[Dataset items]
==========

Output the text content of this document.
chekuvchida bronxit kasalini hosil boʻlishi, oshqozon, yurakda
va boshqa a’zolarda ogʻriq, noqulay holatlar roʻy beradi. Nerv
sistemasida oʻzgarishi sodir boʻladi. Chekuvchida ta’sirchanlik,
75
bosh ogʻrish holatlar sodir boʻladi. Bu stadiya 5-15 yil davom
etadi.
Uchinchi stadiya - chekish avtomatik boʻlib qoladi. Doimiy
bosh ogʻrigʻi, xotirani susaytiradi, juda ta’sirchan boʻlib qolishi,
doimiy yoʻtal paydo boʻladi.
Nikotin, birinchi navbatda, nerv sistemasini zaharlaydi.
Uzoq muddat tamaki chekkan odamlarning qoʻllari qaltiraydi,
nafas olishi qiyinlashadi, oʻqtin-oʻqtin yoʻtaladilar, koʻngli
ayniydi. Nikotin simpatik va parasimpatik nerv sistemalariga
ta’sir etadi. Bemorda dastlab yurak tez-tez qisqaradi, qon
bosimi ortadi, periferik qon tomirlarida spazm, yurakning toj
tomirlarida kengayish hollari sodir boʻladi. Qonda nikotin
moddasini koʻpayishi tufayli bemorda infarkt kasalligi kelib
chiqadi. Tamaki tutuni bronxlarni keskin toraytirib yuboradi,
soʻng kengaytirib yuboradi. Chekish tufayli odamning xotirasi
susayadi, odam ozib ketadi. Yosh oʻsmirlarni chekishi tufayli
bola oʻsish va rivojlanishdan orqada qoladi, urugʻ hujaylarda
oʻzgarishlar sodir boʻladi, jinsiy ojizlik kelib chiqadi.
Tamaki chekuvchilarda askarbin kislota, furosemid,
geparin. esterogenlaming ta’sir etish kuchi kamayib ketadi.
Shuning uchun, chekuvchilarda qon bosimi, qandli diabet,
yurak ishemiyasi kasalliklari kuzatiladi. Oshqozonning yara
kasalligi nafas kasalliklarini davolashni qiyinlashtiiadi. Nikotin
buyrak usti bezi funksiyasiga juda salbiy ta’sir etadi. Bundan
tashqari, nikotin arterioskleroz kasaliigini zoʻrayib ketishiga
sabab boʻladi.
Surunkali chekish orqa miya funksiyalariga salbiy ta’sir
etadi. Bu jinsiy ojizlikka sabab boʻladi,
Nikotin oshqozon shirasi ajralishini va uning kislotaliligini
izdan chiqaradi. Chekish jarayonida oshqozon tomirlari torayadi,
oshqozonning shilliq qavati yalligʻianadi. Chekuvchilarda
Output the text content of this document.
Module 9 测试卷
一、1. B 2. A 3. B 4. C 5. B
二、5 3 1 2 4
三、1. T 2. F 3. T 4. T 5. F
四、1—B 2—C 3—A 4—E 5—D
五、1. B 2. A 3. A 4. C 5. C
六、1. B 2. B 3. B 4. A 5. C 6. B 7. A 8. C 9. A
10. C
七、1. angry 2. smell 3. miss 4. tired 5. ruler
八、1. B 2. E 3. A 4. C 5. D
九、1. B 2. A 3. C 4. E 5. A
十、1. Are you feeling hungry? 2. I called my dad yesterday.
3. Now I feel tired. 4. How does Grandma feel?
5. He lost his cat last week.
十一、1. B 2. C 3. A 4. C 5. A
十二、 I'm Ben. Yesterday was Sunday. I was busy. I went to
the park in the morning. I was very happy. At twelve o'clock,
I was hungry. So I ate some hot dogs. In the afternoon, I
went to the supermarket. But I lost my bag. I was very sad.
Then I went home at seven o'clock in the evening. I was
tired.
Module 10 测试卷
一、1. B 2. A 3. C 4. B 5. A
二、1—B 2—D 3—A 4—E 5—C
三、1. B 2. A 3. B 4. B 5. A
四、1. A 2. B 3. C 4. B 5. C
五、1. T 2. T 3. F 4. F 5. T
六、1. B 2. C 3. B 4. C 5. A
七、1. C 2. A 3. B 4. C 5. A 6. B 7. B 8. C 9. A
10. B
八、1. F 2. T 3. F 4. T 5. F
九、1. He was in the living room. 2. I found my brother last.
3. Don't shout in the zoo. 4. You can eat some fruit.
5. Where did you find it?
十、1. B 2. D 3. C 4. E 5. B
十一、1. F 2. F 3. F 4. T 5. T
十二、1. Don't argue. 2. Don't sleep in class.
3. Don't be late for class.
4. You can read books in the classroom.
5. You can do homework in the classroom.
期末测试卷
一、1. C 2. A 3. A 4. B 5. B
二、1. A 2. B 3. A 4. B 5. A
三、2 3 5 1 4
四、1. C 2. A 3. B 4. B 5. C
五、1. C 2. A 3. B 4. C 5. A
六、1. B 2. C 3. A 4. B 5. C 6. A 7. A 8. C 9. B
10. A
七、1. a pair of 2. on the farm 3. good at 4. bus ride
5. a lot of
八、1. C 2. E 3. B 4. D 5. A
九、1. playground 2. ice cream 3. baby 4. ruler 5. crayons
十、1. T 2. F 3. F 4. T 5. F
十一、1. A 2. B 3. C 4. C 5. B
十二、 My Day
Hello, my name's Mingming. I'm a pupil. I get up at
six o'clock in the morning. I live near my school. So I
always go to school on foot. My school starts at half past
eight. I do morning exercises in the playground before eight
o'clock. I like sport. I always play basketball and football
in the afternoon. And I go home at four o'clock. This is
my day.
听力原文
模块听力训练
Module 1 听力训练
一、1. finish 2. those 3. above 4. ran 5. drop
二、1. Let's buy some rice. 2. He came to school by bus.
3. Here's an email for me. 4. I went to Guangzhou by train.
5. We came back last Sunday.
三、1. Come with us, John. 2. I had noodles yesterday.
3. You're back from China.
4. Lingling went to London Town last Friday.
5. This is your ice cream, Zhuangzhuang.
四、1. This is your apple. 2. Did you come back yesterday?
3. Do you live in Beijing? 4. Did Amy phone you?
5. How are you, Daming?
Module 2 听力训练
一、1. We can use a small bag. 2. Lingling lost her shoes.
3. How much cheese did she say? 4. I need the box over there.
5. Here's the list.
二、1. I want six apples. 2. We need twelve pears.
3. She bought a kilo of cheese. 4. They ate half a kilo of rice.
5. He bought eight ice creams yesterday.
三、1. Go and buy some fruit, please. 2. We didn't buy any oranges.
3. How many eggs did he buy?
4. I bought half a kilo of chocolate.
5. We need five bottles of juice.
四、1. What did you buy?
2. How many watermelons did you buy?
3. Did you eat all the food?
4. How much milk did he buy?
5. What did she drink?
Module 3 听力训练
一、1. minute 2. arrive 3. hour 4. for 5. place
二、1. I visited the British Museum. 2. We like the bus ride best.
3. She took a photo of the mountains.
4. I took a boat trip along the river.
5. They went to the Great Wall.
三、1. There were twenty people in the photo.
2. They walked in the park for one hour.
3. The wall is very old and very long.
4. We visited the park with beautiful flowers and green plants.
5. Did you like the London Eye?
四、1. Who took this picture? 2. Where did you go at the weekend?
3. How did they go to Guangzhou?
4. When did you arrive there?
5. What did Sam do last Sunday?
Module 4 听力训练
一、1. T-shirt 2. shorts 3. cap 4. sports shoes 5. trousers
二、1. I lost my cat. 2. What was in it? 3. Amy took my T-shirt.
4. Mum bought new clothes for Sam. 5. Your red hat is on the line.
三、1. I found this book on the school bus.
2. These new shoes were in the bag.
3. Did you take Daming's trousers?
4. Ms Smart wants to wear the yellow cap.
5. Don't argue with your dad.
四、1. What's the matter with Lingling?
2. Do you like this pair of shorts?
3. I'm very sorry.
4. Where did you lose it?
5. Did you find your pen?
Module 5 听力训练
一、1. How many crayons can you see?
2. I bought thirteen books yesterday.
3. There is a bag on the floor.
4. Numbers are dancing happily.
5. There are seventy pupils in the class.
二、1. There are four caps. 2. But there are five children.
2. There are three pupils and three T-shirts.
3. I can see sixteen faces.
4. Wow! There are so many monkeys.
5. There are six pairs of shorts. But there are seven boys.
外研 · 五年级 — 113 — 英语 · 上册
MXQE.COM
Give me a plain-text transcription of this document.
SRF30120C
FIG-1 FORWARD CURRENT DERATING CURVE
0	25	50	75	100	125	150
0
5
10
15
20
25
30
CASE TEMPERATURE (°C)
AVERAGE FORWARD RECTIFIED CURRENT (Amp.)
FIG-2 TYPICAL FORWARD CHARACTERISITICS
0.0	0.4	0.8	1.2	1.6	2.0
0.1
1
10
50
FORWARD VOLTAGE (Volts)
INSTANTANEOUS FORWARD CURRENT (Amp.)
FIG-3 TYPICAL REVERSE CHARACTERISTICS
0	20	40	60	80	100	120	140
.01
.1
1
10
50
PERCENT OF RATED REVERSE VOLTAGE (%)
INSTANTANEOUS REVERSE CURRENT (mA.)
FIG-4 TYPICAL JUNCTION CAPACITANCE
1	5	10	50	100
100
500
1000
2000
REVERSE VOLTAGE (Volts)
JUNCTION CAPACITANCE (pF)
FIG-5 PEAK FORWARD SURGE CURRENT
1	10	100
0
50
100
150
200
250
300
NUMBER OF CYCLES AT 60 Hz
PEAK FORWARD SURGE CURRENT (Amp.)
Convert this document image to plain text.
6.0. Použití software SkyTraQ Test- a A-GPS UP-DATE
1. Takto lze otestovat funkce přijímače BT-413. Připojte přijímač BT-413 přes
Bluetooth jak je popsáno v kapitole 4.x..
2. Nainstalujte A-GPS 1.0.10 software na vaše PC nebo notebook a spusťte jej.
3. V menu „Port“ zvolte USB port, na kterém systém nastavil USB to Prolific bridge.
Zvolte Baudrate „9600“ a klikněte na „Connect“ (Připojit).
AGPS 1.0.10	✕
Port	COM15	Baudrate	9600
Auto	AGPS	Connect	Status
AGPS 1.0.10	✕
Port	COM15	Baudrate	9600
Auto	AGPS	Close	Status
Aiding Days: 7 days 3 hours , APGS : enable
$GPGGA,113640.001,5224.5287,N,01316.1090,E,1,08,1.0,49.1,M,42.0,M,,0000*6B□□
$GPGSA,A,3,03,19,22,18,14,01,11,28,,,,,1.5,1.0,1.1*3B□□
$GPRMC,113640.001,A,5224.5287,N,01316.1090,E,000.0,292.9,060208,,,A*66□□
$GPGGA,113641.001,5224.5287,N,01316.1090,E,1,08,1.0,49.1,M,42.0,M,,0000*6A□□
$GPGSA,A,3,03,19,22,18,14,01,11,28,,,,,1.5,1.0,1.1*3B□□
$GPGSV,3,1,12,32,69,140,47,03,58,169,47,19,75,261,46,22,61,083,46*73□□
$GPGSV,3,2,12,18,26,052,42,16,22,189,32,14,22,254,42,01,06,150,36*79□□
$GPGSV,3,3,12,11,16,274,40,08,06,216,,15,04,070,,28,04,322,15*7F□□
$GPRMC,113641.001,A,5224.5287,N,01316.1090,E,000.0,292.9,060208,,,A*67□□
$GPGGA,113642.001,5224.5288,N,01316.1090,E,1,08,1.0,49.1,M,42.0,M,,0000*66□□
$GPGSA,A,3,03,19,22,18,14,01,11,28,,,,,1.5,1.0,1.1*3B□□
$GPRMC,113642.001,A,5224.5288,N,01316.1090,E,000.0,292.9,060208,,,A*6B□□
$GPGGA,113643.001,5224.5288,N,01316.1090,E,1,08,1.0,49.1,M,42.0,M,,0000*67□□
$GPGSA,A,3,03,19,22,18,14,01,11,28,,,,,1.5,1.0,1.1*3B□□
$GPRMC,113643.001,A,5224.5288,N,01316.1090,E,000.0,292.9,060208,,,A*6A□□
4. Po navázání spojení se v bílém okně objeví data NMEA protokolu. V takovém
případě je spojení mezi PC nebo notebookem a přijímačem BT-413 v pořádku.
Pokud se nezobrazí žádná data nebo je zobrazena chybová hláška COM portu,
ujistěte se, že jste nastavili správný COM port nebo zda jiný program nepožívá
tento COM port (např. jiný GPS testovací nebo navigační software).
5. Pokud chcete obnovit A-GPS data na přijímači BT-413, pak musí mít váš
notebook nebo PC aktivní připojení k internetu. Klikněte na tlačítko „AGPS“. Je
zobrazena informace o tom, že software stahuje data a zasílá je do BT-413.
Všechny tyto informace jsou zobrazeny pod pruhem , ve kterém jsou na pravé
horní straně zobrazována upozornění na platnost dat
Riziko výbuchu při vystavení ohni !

==========

In the entries above, find each line with the word "GPRMC" and copy it.

$GPRMC,113640.001,A,5224.5287,N,01316.1090,E,000.0,292.9,060208,,,A*66□□
$GPRMC,113641.001,A,5224.5287,N,01316.1090,E,000.0,292.9,060208,,,A*67□□
$GPRMC,113642.001,A,5224.5288,N,01316.1090,E,000.0,292.9,060208,,,A*6B□□
$GPRMC,113643.001,A,5224.5288,N,01316.1090,E,000.0,292.9,060208,,,A*6A□□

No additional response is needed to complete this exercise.